§ THE TASK: Quote every line of the entries below, unchanged, from the line containing "538, 1131, 584]" down to the line containing "column-header-qa: QA [1602, 336, 1644, 367]", both of those lines included.
** begin EXERCISE MATERIALS **
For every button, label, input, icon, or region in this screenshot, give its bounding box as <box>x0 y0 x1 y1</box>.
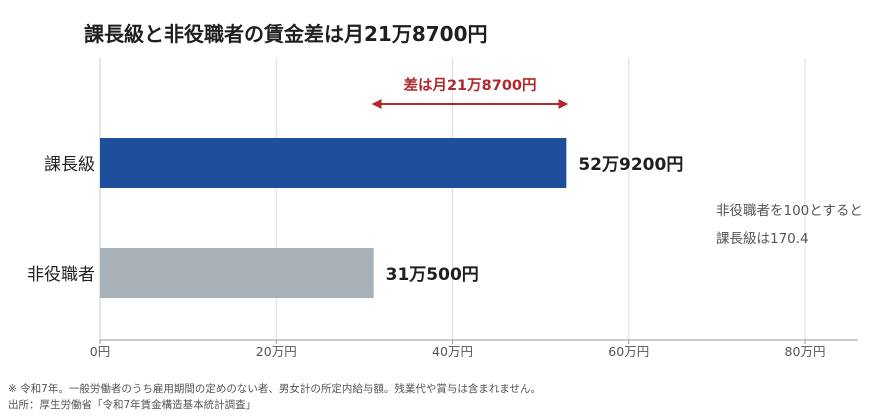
x-tick-label: 40万円 <box>432 344 473 359</box>
x-tick-label: 80万円 <box>785 344 826 359</box>
footnote-source: 出所：厚生労働省「令和7年賃金構造基本統計調査」 <box>8 399 257 411</box>
x-axis: 0円 20万円 40万円 60万円 80万円 <box>90 58 858 359</box>
x-tick-label: 20万円 <box>256 344 297 359</box>
x-tick-label: 60万円 <box>608 344 649 359</box>
bars <box>100 138 567 298</box>
footnotes: ※ 令和7年。一般労働者のうち雇用期間の定めのない者、男女計の所定内給与額。残業… <box>8 381 541 413</box>
bar-1 <box>100 138 567 188</box>
ratio-note-line-1: 非役職者を100とすると <box>716 203 863 219</box>
category-label: 非役職者 <box>27 265 95 285</box>
category-label: 課長級 <box>44 155 95 175</box>
data-label: 52万9200円 <box>578 155 683 175</box>
ratio-note-line-2: 課長級は170.4 <box>716 231 809 247</box>
data-label: 31万500円 <box>386 265 479 285</box>
difference-annotation: 差は月21万8700円 <box>371 76 569 109</box>
x-tick-label: 0円 <box>90 344 110 359</box>
chart-title: 課長級と非役職者の賃金差は月21万8700円 <box>84 22 488 46</box>
value-labels: 52万9200円 31万500円 <box>386 155 684 285</box>
ratio-note: 非役職者を100とすると 課長級は170.4 <box>716 197 863 253</box>
footnote-note: ※ 令和7年。一般労働者のうち雇用期間の定めのない者、男女計の所定内給与額。残業… <box>8 383 541 395</box>
bar-2 <box>100 248 374 298</box>
difference-label: 差は月21万8700円 <box>403 76 536 94</box>
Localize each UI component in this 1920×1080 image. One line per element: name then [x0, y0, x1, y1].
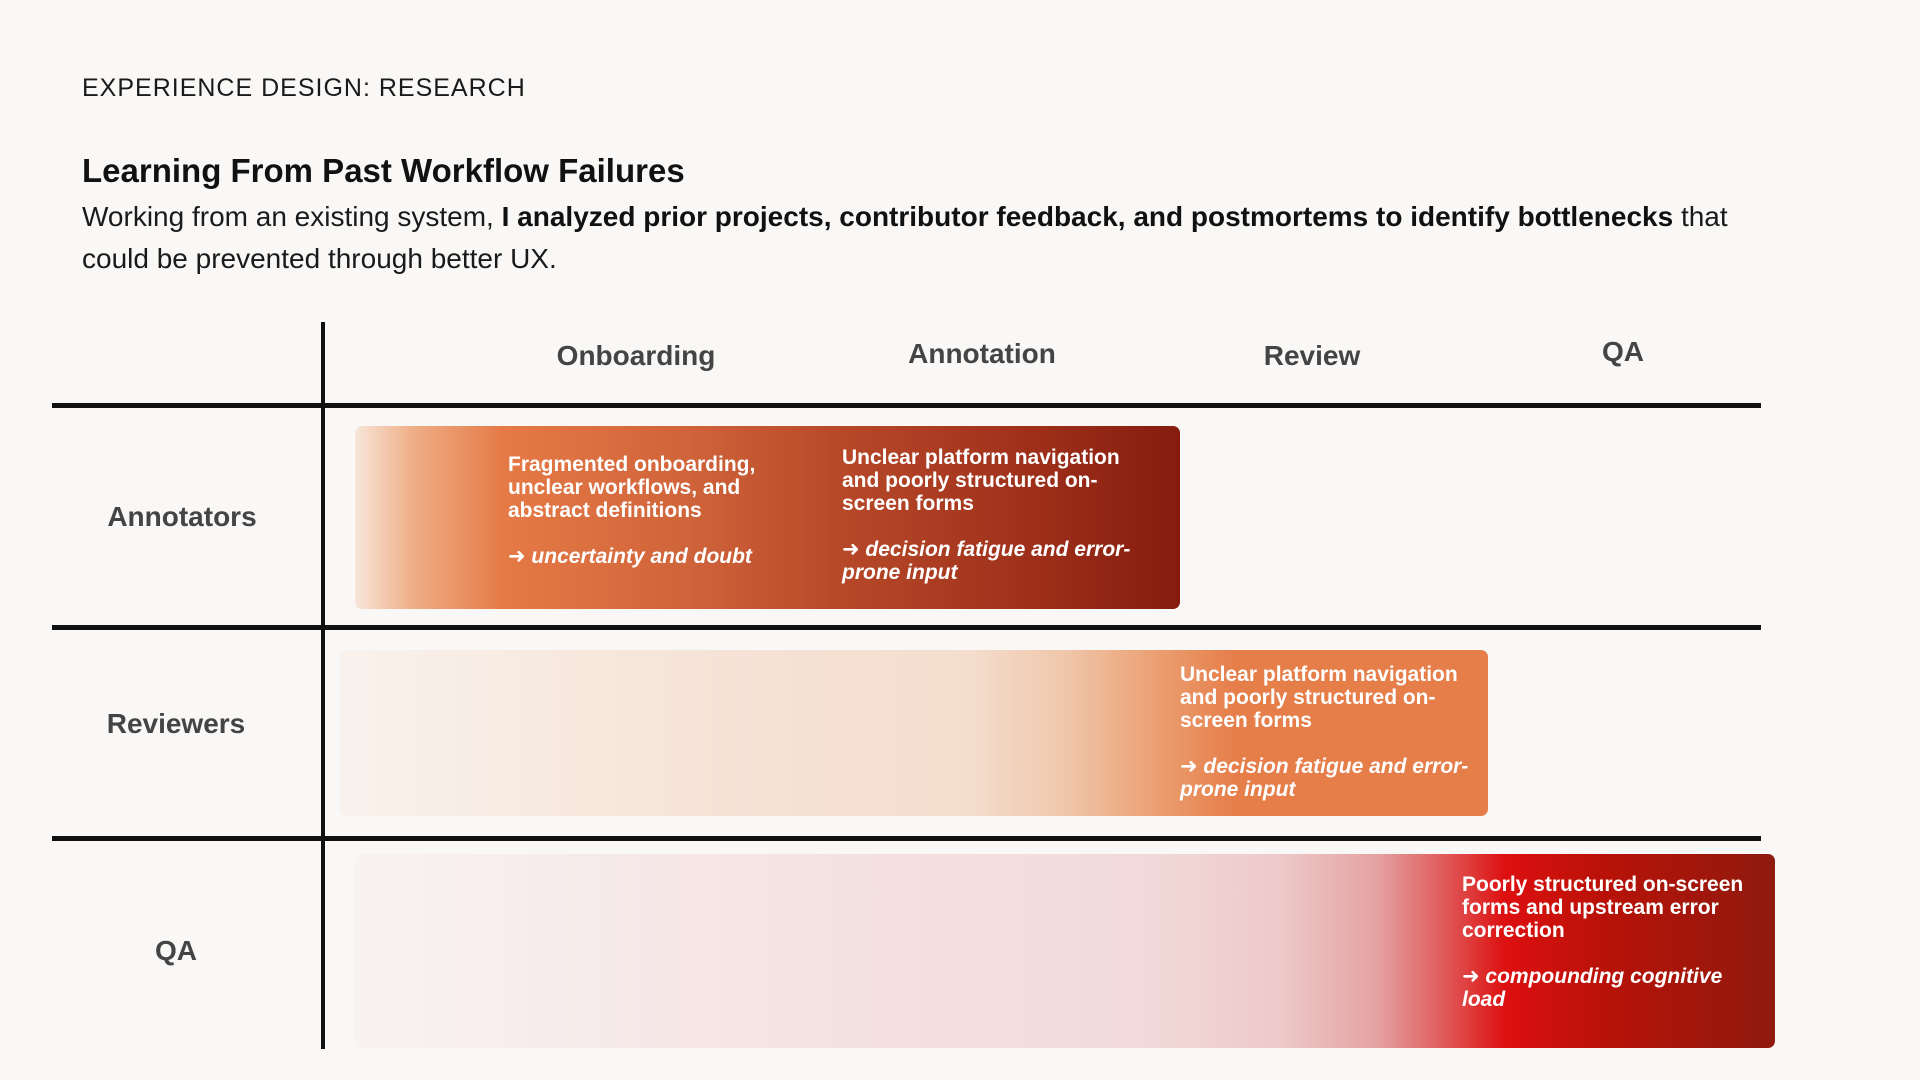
note-effect: ➜ decision fatigue and error-prone input [842, 538, 1131, 584]
note-annotators-annotation: Unclear platform navigation and poorly s… [842, 446, 1152, 584]
page-subtitle: Working from an existing system, I analy… [82, 196, 1782, 280]
note-effect: ➜ uncertainty and doubt [508, 545, 752, 568]
note-issue: Fragmented onboarding, unclear workflows… [508, 453, 756, 522]
row-header-annotators: Annotators [107, 501, 257, 532]
column-header-annotation: Annotation [908, 338, 1056, 369]
subtitle-tail: that could be prevented through better U… [82, 201, 1728, 274]
note-issue: Unclear platform navigation and poorly s… [1180, 663, 1458, 732]
note-qa-qa: Poorly structured on-screen forms and up… [1462, 873, 1762, 1011]
note-issue: Unclear platform navigation and poorly s… [842, 446, 1120, 515]
section-eyebrow: EXPERIENCE DESIGN: RESEARCH [82, 74, 526, 102]
matrix-header-divider [52, 403, 1761, 408]
matrix-vertical-divider [321, 322, 325, 1049]
note-effect: ➜ decision fatigue and error-prone input [1180, 755, 1469, 801]
column-header-qa: QA [1602, 336, 1644, 367]
column-header-review: Review [1263, 340, 1361, 371]
column-header-onboarding: Onboarding [556, 340, 716, 371]
row-header-reviewers: Reviewers [106, 708, 246, 739]
matrix-row-divider-1 [52, 625, 1761, 630]
qa-pain-band [355, 854, 1775, 1048]
note-annotators-onboarding: Fragmented onboarding, unclear workflows… [508, 453, 798, 568]
subtitle-lead: Working from an existing system, [82, 201, 502, 232]
subtitle-emphasis: I analyzed prior projects, contributor f… [501, 201, 1674, 232]
note-reviewers-review: Unclear platform navigation and poorly s… [1180, 663, 1480, 801]
note-effect: ➜ compounding cognitive load [1462, 965, 1723, 1011]
annotators-pain-band [355, 426, 1180, 609]
reviewers-pain-band [340, 650, 1488, 816]
note-issue: Poorly structured on-screen forms and up… [1462, 873, 1744, 942]
row-header-qa: QA [155, 935, 197, 966]
page-title: Learning From Past Workflow Failures [82, 152, 685, 189]
matrix-row-divider-2 [52, 836, 1761, 841]
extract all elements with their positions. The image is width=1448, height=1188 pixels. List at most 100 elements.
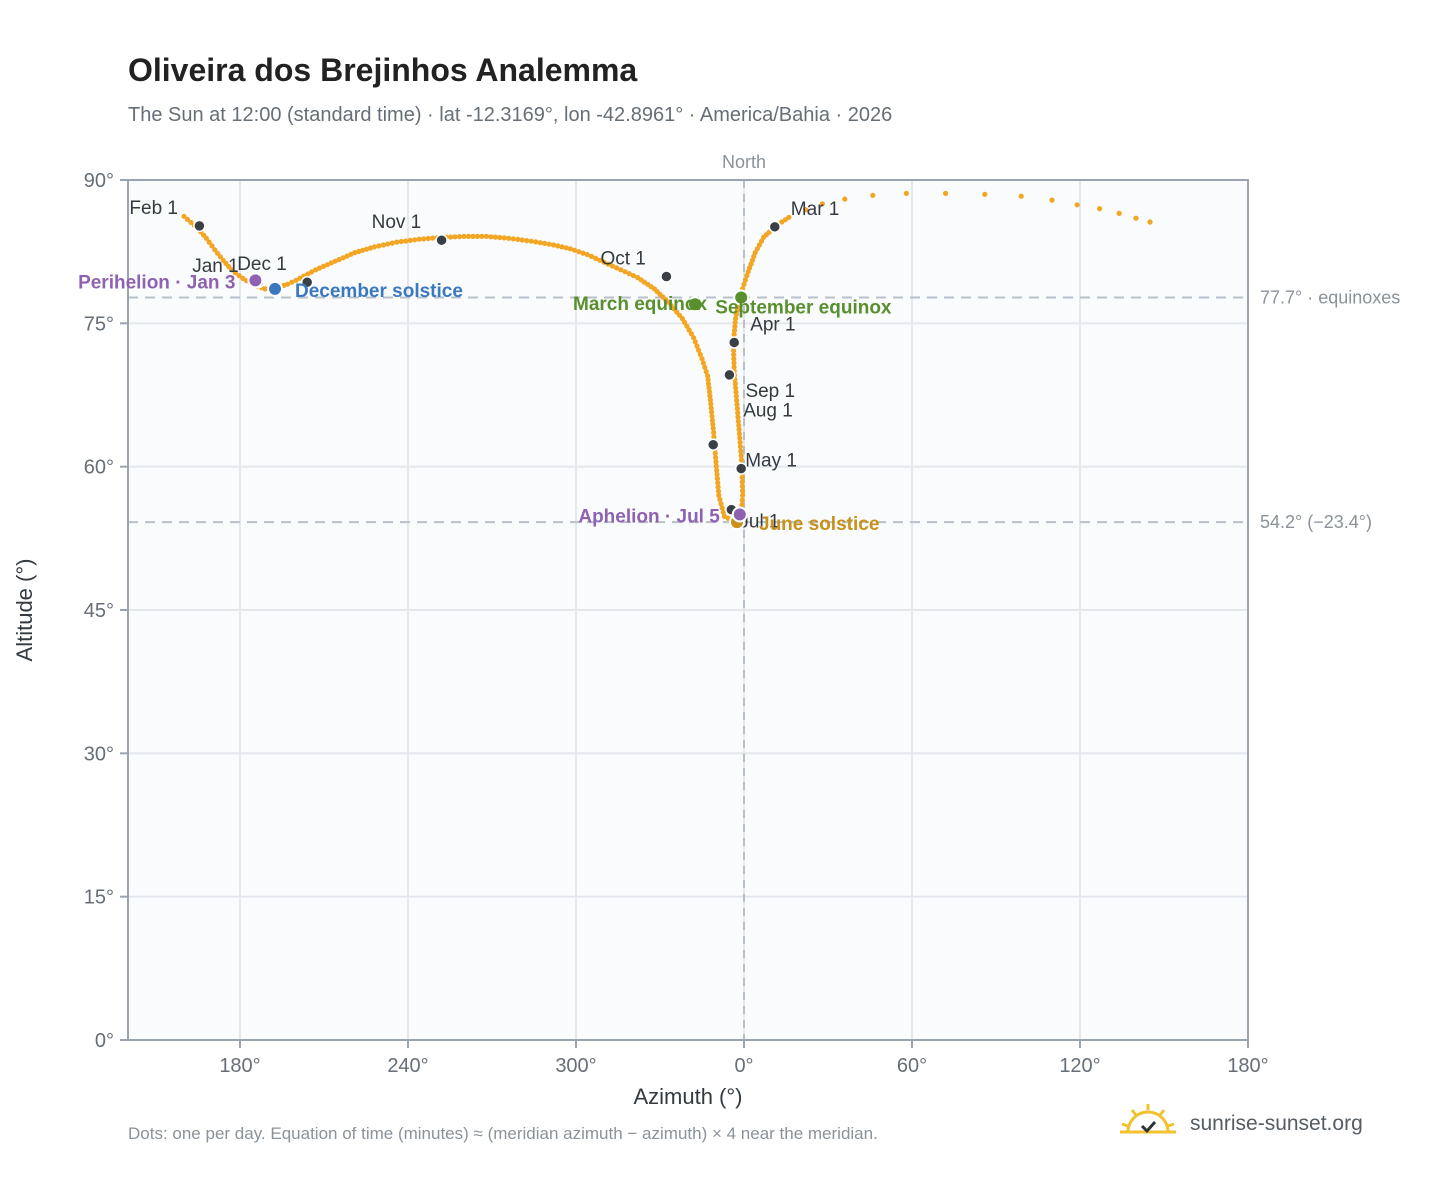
y-tick-label: 15° bbox=[84, 887, 114, 909]
daily-sun-dot bbox=[709, 413, 715, 419]
daily-sun-dot bbox=[754, 246, 760, 252]
daily-sun-dot bbox=[576, 249, 582, 255]
daily-sun-dot bbox=[537, 240, 543, 246]
daily-sun-dot bbox=[742, 277, 749, 283]
daily-sun-dot bbox=[425, 235, 431, 242]
daily-sun-dot bbox=[551, 242, 557, 248]
x-axis-title: Azimuth (°) bbox=[633, 1084, 742, 1109]
event-marker-dot bbox=[687, 296, 703, 313]
daily-sun-dot bbox=[188, 219, 194, 226]
daily-sun-dot bbox=[717, 496, 723, 503]
daily-sun-dot bbox=[501, 235, 507, 241]
daily-sun-dot bbox=[737, 439, 743, 445]
daily-sun-dot bbox=[731, 352, 737, 358]
daily-sun-dot bbox=[262, 286, 268, 292]
daily-sun-dot bbox=[1097, 206, 1103, 212]
daily-sun-dot bbox=[739, 479, 745, 485]
daily-sun-dot bbox=[714, 476, 721, 482]
daily-sun-dot bbox=[398, 238, 404, 245]
daily-sun-dot bbox=[555, 243, 561, 249]
daily-sun-dot bbox=[736, 431, 743, 437]
y-tick-label: 30° bbox=[84, 743, 114, 765]
daily-sun-dot bbox=[711, 430, 717, 436]
daily-sun-dot bbox=[348, 251, 354, 257]
daily-sun-dot bbox=[709, 417, 716, 423]
daily-sun-dot bbox=[533, 239, 539, 245]
daily-sun-dot bbox=[316, 265, 323, 271]
daily-sun-dot bbox=[394, 239, 400, 245]
daily-sun-dot bbox=[734, 406, 741, 412]
daily-sun-dot bbox=[715, 484, 721, 490]
month-marker-dot bbox=[300, 275, 314, 289]
daily-sun-dot bbox=[707, 393, 713, 399]
daily-sun-dot bbox=[465, 233, 472, 239]
x-tick-label: 300° bbox=[555, 1055, 596, 1077]
brand-logo[interactable]: sunrise-sunset.org bbox=[1120, 1100, 1390, 1150]
daily-sun-dot bbox=[567, 246, 574, 252]
daily-sun-dot bbox=[492, 234, 498, 240]
daily-sun-dot bbox=[700, 360, 707, 366]
month-marker-label: Nov 1 bbox=[372, 212, 422, 233]
daily-sun-dot bbox=[752, 250, 758, 256]
daily-sun-dot bbox=[212, 247, 218, 253]
daily-sun-dot bbox=[1147, 219, 1153, 225]
event-marker-label: Perihelion · Jan 3 bbox=[78, 272, 235, 293]
daily-sun-dot bbox=[618, 267, 624, 273]
daily-sun-dot bbox=[203, 235, 209, 241]
month-marker-label: Oct 1 bbox=[600, 249, 645, 270]
daily-sun-dot bbox=[364, 246, 370, 252]
daily-sun-dot bbox=[706, 389, 713, 395]
daily-sun-dot bbox=[718, 501, 724, 507]
event-marker-label: December solstice bbox=[295, 281, 463, 302]
daily-sun-dot bbox=[708, 401, 714, 407]
daily-sun-dot bbox=[289, 279, 295, 285]
daily-sun-dot bbox=[702, 364, 708, 370]
daily-sun-dot bbox=[712, 450, 718, 457]
daily-sun-dot bbox=[309, 269, 315, 275]
month-marker-dot bbox=[727, 336, 741, 349]
daily-sun-dot bbox=[305, 271, 311, 277]
daily-sun-dot bbox=[324, 262, 330, 268]
reference-line-label: 77.7° · equinoxes bbox=[1260, 288, 1400, 308]
daily-sun-dot bbox=[609, 263, 616, 269]
daily-sun-dot bbox=[707, 397, 714, 403]
daily-sun-dot bbox=[385, 241, 391, 247]
month-marker-dot bbox=[734, 462, 748, 475]
daily-sun-dot bbox=[421, 236, 427, 242]
daily-sun-dot bbox=[626, 271, 632, 277]
daily-sun-dot bbox=[313, 267, 319, 273]
chart-subtitle: The Sun at 12:00 (standard time) · lat -… bbox=[128, 104, 893, 126]
daily-sun-dot bbox=[705, 381, 712, 387]
footnote: Dots: one per day. Equation of time (min… bbox=[128, 1124, 878, 1143]
y-tick-label: 45° bbox=[84, 600, 114, 622]
daily-sun-dot bbox=[622, 269, 628, 275]
daily-sun-dot bbox=[731, 327, 738, 334]
daily-sun-dot bbox=[732, 319, 738, 326]
daily-sun-dot bbox=[332, 258, 338, 264]
daily-sun-dot bbox=[209, 243, 215, 249]
daily-sun-dot bbox=[733, 393, 739, 399]
daily-sun-dot bbox=[367, 245, 374, 251]
x-tick-label: 60° bbox=[897, 1055, 927, 1077]
event-marker-label: June solstice bbox=[759, 514, 879, 535]
daily-sun-dot bbox=[479, 233, 485, 239]
daily-sun-dot bbox=[285, 281, 291, 287]
brand-name: sunrise-sunset.org bbox=[1190, 1112, 1363, 1135]
reference-lines: North 77.7° · equinoxes 54.2° (−23.4°) bbox=[128, 152, 1400, 1040]
month-marker-label: Sep 1 bbox=[745, 381, 795, 402]
daily-sun-dot bbox=[842, 196, 848, 202]
daily-sun-dot bbox=[705, 377, 711, 383]
daily-sun-dot bbox=[407, 237, 413, 243]
daily-sun-dot bbox=[735, 418, 742, 424]
daily-sun-dot bbox=[703, 369, 709, 375]
north-label: North bbox=[722, 152, 766, 172]
daily-sun-dot bbox=[563, 245, 569, 251]
x-tick-label: 180° bbox=[1227, 1055, 1268, 1077]
daily-sun-dot bbox=[731, 331, 737, 338]
month-marker-dot bbox=[435, 233, 448, 247]
daily-sun-dot bbox=[236, 273, 242, 279]
month-marker-label: Jan 1 bbox=[192, 256, 238, 277]
event-marker-dot bbox=[267, 280, 283, 297]
daily-sun-dot bbox=[699, 356, 705, 362]
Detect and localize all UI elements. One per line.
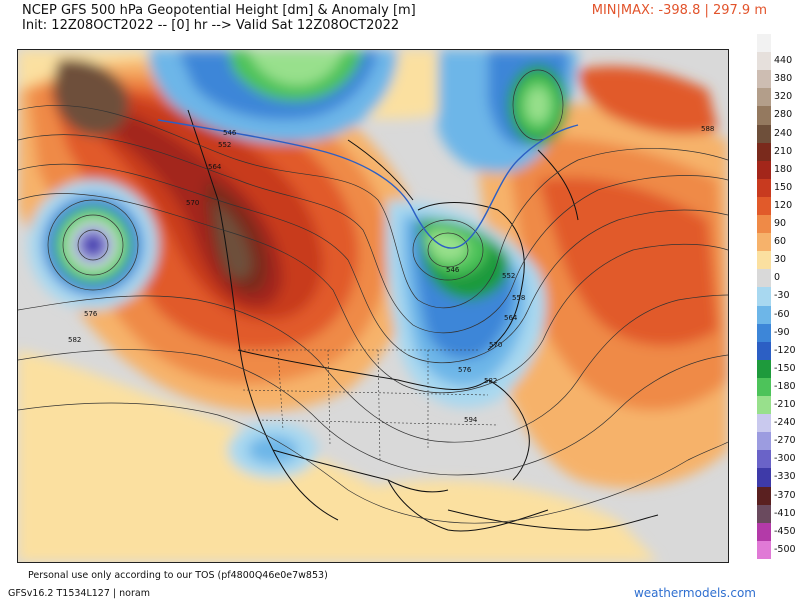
contour-label: 546 — [446, 266, 460, 274]
colorbar-swatch — [757, 269, 771, 288]
colorbar-swatch — [757, 432, 771, 451]
colorbar-swatch — [757, 540, 771, 560]
colorbar-swatch — [757, 377, 771, 397]
contour-label: 588 — [701, 125, 714, 133]
init-valid-time: Init: 12Z08OCT2022 -- [0] hr --> Valid S… — [22, 18, 400, 33]
colorbar-swatch — [757, 287, 771, 306]
colorbar-swatch — [757, 396, 771, 415]
coastlines — [187, 109, 659, 532]
colorbar-swatch — [757, 323, 771, 343]
colorbar-label: -180 — [774, 380, 796, 392]
colorbar-swatch — [757, 251, 771, 270]
colorbar-label: 180 — [774, 163, 793, 175]
colorbar-swatch — [757, 160, 771, 180]
colorbar-label: -300 — [774, 453, 796, 465]
colorbar-label: 120 — [774, 199, 793, 211]
colorbar-swatch — [757, 341, 771, 361]
contour-labels: 546 552 564 570 576 582 588 594 546 552 … — [68, 125, 714, 424]
contour-label: 570 — [186, 199, 199, 207]
colorbar-label: 440 — [774, 55, 793, 67]
colorbar-label: 240 — [774, 127, 793, 139]
colorbar-label: -30 — [774, 290, 790, 302]
colorbar-label: 150 — [774, 181, 793, 193]
height-contours — [18, 69, 728, 524]
map-canvas: 546 552 564 570 576 582 588 594 546 552 … — [18, 50, 728, 562]
colorbar-swatch — [757, 305, 771, 325]
colorbar-label: 280 — [774, 109, 793, 121]
terms-of-use-note: Personal use only according to our TOS (… — [28, 570, 328, 581]
colorbar-swatch — [757, 414, 771, 433]
colorbar-swatch — [757, 359, 771, 379]
state-borders — [240, 349, 499, 461]
colorbar-swatch — [757, 504, 771, 524]
model-info: GFSv16.2 T1534L127 | noram — [8, 588, 150, 599]
colorbar-swatch — [757, 522, 771, 542]
colorbar-label: 320 — [774, 91, 793, 103]
colorbar-swatch — [757, 450, 771, 469]
colorbar-swatch — [757, 70, 771, 89]
contour-label: 564 — [504, 314, 518, 322]
colorbar-label: -90 — [774, 326, 790, 338]
contour-label: 546 — [223, 129, 237, 137]
colorbar-swatch — [757, 142, 771, 162]
colorbar-swatch — [757, 106, 771, 125]
colorbar-label: 380 — [774, 73, 793, 85]
brand-link[interactable]: weathermodels.com — [633, 586, 756, 600]
contour-label: 558 — [512, 294, 525, 302]
colorbar-label: -410 — [774, 507, 796, 519]
colorbar-label: -240 — [774, 417, 796, 429]
colorbar-label: 30 — [774, 254, 787, 266]
colorbar-label: -450 — [774, 525, 796, 537]
colorbar-label: -150 — [774, 362, 796, 374]
colorbar-label: -270 — [774, 435, 796, 447]
colorbar-label: 0 — [774, 272, 781, 284]
colorbar-label: 210 — [774, 145, 793, 157]
colorbar-swatch — [757, 215, 771, 234]
anomaly-fill — [18, 50, 728, 562]
colorbar-swatch — [757, 196, 771, 216]
colorbar-swatch — [757, 233, 771, 252]
contour-label: 552 — [218, 141, 231, 149]
map-title: NCEP GFS 500 hPa Geopotential Height [dm… — [22, 3, 416, 18]
colorbar-label: 90 — [774, 218, 787, 229]
colorbar-swatch — [757, 124, 771, 144]
colorbar-swatch — [757, 34, 771, 53]
contour-label: 564 — [208, 163, 222, 171]
colorbar-label: -60 — [774, 308, 790, 320]
colorbar-swatch — [757, 88, 771, 107]
contour-label: 552 — [502, 272, 515, 280]
anomaly-map: 546 552 564 570 576 582 588 594 546 552 … — [17, 49, 729, 563]
colorbar-swatch — [757, 468, 771, 487]
colorbar-label: -370 — [774, 489, 796, 501]
contour-label: 570 — [489, 341, 502, 349]
colorbar-label: -330 — [774, 471, 796, 483]
colorbar-label: -120 — [774, 344, 796, 356]
contour-label: 576 — [84, 310, 98, 318]
contour-label: 582 — [68, 336, 81, 344]
contour-label: 582 — [484, 377, 497, 385]
min-max-readout: MIN|MAX: -398.8 | 297.9 m — [591, 3, 767, 18]
colorbar-swatch — [757, 486, 771, 506]
contour-label: 576 — [458, 366, 472, 374]
colorbar-swatch — [757, 178, 771, 198]
contour-label: 594 — [464, 416, 478, 424]
colorbar-swatch — [757, 52, 771, 71]
colorbar-label: -500 — [774, 543, 796, 555]
colorbar-label: -210 — [774, 399, 796, 410]
highlight-contour — [157, 119, 579, 249]
colorbar-label: 60 — [774, 236, 787, 248]
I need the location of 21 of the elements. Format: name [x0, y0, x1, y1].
** end EXERCISE MATERIALS **
§ RESULT FOR THIS EXERCISE:
note-effect: ➜ decision fatigue and error-prone input [842, 538, 1131, 584]
note-annotators-annotation: Unclear platform navigation and poorly s… [842, 446, 1152, 584]
page-subtitle: Working from an existing system, I analy… [82, 196, 1782, 280]
note-effect: ➜ uncertainty and doubt [508, 545, 752, 568]
note-issue: Fragmented onboarding, unclear workflows… [508, 453, 756, 522]
row-header-annotators: Annotators [107, 501, 257, 532]
column-header-annotation: Annotation [908, 338, 1056, 369]
subtitle-tail: that could be prevented through better U… [82, 201, 1728, 274]
note-issue: Unclear platform navigation and poorly s… [1180, 663, 1458, 732]
note-qa-qa: Poorly structured on-screen forms and up… [1462, 873, 1762, 1011]
note-issue: Unclear platform navigation and poorly s… [842, 446, 1120, 515]
section-eyebrow: EXPERIENCE DESIGN: RESEARCH [82, 74, 526, 102]
matrix-header-divider [52, 403, 1761, 408]
matrix-vertical-divider [321, 322, 325, 1049]
note-effect: ➜ decision fatigue and error-prone input [1180, 755, 1469, 801]
column-header-qa: QA [1602, 336, 1644, 367]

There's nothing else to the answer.